# Instructions to follow
Go through the records below line by line. Count the lines with "About" and give the count alone.

# Exercise input
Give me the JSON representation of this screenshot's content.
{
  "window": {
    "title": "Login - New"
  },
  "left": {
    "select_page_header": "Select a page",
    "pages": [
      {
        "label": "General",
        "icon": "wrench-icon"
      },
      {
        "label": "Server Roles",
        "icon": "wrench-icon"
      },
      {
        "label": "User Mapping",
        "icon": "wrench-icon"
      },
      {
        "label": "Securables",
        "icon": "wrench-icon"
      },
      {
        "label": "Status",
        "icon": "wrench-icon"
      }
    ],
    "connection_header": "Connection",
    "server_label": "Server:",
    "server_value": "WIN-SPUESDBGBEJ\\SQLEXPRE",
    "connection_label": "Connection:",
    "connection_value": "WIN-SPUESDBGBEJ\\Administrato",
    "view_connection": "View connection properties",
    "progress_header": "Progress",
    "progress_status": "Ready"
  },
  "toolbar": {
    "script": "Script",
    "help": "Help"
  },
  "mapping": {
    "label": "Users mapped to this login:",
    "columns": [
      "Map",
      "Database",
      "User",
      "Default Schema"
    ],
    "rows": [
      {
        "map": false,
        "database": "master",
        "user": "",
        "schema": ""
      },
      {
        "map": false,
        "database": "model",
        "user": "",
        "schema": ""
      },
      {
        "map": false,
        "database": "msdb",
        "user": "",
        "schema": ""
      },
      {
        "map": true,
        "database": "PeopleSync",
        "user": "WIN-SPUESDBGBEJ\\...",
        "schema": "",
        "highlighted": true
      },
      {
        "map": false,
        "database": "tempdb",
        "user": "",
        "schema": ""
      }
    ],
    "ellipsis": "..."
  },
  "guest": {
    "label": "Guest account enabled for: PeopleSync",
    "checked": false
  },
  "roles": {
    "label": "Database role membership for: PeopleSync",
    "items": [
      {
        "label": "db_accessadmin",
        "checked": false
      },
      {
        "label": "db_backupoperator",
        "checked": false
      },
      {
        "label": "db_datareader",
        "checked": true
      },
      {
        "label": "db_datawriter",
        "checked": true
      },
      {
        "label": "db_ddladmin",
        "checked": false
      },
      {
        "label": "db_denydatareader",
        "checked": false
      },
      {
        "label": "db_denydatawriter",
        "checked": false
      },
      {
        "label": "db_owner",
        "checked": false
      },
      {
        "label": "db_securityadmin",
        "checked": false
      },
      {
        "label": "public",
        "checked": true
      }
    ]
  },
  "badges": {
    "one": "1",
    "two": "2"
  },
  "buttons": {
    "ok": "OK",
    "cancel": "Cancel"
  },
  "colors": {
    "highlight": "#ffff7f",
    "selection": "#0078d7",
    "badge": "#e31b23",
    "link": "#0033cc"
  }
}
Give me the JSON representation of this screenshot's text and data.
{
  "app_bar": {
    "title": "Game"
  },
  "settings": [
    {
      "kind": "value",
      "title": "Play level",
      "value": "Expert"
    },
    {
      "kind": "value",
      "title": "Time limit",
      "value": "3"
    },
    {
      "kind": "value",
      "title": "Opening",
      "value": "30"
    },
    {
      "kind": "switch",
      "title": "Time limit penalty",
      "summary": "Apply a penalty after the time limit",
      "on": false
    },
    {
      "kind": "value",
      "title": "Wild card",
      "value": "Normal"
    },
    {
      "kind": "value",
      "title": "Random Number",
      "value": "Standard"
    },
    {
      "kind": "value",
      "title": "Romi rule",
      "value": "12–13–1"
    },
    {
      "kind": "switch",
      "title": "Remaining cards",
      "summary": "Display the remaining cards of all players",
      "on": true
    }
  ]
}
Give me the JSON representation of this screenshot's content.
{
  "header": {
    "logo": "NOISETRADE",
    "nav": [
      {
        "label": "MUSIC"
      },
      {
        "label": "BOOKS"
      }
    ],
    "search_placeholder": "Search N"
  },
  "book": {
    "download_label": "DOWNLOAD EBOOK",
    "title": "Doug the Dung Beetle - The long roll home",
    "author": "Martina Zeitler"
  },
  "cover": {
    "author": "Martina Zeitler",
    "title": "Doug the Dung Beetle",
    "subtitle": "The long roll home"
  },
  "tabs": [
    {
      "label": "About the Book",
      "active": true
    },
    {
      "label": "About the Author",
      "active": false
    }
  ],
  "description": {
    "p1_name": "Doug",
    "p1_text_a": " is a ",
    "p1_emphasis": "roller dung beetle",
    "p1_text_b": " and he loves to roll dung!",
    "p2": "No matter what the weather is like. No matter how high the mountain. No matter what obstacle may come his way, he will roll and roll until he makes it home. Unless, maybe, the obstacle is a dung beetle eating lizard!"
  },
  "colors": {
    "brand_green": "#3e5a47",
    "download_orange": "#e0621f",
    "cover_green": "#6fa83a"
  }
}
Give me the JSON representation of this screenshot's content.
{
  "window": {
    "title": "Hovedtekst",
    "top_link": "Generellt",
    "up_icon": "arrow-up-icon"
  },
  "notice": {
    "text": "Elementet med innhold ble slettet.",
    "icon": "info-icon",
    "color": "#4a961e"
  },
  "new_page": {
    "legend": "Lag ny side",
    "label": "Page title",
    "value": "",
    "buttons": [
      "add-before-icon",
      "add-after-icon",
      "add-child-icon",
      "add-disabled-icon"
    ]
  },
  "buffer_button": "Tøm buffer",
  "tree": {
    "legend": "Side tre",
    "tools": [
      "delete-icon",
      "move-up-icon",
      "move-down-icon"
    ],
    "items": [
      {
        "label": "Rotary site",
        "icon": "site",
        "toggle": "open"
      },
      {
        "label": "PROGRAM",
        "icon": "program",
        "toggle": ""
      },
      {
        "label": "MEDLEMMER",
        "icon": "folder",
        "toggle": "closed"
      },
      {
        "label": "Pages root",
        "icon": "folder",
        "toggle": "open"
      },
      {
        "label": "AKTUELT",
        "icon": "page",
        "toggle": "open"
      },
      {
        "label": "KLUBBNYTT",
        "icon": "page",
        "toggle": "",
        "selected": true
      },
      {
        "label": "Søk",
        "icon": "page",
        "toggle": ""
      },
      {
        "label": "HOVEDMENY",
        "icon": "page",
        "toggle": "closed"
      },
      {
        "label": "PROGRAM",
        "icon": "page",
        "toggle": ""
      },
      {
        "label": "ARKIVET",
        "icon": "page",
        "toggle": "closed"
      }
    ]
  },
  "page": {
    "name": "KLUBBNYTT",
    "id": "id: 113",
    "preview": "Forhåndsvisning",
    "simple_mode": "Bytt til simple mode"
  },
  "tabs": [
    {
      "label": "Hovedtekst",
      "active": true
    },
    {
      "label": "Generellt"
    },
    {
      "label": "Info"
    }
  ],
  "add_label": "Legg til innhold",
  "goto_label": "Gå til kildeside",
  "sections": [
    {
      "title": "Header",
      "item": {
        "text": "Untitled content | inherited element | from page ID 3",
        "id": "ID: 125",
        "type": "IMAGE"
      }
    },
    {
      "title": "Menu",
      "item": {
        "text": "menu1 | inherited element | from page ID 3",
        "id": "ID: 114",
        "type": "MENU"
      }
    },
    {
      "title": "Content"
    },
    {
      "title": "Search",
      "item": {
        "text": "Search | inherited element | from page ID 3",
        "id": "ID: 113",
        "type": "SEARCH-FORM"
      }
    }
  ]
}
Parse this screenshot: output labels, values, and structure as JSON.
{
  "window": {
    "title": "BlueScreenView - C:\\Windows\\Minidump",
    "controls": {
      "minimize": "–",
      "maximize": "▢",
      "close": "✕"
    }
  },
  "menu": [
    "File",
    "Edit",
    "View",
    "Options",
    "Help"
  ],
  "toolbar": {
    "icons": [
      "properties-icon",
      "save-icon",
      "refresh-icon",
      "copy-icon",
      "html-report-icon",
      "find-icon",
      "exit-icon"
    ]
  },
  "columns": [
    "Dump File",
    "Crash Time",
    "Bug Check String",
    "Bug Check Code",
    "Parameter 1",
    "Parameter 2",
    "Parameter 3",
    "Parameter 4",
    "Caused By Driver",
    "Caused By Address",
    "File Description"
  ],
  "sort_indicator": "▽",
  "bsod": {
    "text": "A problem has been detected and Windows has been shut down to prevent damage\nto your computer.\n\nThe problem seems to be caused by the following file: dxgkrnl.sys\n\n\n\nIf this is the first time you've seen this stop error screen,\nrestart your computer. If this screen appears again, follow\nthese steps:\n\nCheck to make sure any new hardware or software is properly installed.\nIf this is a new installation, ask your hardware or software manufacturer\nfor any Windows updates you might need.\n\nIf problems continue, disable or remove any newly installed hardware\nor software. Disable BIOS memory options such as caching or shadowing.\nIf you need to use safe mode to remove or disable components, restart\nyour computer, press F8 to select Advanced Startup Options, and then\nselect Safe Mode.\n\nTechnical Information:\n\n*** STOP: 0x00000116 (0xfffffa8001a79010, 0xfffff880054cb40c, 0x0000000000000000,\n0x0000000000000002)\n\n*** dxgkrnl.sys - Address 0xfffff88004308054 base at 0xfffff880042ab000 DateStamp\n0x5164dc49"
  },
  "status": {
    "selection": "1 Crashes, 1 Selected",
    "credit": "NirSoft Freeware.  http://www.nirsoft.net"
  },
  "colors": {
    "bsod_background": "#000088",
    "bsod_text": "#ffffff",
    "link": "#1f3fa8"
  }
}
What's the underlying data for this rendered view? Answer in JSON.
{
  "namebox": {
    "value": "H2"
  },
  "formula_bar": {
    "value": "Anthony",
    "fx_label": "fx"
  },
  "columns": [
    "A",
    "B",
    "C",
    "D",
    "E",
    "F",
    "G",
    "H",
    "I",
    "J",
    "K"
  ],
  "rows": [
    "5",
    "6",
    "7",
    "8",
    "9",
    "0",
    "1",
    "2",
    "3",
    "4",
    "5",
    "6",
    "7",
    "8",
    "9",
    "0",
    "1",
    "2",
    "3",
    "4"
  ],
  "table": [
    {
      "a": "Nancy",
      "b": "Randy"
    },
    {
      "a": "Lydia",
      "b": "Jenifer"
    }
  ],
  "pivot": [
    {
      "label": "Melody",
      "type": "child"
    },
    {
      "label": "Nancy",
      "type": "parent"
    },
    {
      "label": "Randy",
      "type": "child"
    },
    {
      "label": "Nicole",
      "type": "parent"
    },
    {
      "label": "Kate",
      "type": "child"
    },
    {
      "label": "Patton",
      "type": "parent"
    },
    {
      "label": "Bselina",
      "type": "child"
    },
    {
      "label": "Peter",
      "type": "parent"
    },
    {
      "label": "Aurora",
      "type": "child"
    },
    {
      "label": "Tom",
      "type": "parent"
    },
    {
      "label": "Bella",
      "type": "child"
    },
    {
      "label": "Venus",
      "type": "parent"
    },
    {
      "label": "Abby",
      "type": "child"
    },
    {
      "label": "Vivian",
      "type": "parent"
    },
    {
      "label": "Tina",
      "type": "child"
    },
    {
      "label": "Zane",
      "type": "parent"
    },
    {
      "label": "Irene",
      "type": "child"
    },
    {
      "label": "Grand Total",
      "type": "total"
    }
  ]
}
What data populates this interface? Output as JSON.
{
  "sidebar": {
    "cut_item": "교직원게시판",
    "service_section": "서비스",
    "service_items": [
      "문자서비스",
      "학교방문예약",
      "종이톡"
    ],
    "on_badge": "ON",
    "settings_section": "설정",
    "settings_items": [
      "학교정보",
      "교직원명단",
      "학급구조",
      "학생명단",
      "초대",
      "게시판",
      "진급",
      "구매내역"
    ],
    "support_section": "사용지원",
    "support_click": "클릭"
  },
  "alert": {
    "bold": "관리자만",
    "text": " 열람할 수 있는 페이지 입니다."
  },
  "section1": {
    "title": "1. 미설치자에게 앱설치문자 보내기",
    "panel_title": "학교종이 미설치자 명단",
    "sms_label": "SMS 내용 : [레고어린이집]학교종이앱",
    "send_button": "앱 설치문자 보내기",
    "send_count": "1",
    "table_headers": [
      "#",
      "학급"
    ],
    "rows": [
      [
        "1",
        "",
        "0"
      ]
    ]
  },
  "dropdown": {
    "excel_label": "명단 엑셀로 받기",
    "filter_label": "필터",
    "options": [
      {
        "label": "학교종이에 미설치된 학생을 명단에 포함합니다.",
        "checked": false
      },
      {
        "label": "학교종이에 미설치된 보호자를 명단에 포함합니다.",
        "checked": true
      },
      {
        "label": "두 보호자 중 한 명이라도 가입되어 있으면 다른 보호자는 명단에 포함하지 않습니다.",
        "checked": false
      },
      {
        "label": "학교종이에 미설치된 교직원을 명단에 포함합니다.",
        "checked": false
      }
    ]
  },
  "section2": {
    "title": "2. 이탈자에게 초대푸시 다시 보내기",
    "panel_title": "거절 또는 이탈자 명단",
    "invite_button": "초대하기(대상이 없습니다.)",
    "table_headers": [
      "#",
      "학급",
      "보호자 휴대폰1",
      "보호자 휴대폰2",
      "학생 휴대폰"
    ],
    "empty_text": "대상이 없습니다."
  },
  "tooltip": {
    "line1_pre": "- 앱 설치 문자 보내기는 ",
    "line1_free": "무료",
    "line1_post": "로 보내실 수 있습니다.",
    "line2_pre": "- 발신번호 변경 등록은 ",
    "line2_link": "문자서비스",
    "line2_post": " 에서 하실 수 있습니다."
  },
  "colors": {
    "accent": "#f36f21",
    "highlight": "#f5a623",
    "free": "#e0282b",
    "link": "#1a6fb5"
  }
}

# Exercise solution
2